GOAL: Locate the string "Název" throughout the material and copy every line in which it occurs.

# Start of DATA IN THIS EXERCISE

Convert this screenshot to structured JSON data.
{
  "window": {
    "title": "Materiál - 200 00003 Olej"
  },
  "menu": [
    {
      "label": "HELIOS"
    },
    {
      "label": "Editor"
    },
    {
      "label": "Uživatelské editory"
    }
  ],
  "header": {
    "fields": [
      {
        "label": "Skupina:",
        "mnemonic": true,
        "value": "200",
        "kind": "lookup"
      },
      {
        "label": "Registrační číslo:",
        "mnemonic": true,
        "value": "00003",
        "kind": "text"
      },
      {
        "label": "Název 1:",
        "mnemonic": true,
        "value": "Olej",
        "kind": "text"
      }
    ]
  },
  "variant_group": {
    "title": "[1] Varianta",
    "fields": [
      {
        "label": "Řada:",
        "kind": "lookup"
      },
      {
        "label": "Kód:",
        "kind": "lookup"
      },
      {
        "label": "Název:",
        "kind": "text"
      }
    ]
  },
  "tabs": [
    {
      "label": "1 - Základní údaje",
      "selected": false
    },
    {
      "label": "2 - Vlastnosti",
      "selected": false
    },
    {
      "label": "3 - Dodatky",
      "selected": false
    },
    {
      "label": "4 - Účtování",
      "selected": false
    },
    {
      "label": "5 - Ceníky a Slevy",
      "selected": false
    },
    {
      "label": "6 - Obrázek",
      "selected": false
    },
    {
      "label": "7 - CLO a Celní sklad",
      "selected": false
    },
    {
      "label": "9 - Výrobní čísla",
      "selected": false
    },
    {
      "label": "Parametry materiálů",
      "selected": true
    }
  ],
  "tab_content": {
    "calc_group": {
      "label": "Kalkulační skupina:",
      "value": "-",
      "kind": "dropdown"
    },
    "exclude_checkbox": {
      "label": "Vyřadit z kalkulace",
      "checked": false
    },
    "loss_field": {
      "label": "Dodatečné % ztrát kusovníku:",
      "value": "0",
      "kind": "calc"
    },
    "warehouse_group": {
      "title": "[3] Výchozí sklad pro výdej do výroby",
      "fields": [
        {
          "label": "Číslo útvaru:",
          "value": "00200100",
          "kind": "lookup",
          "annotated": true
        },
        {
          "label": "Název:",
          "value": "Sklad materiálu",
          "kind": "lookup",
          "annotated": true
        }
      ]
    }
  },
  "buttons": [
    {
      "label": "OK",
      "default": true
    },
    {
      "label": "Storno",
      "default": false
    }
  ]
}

# End of DATA IN THIS EXERCISE

COMPLETE RESPONSE:
        "label": "Název 1:",
        "label": "Název:",
          "label": "Název:",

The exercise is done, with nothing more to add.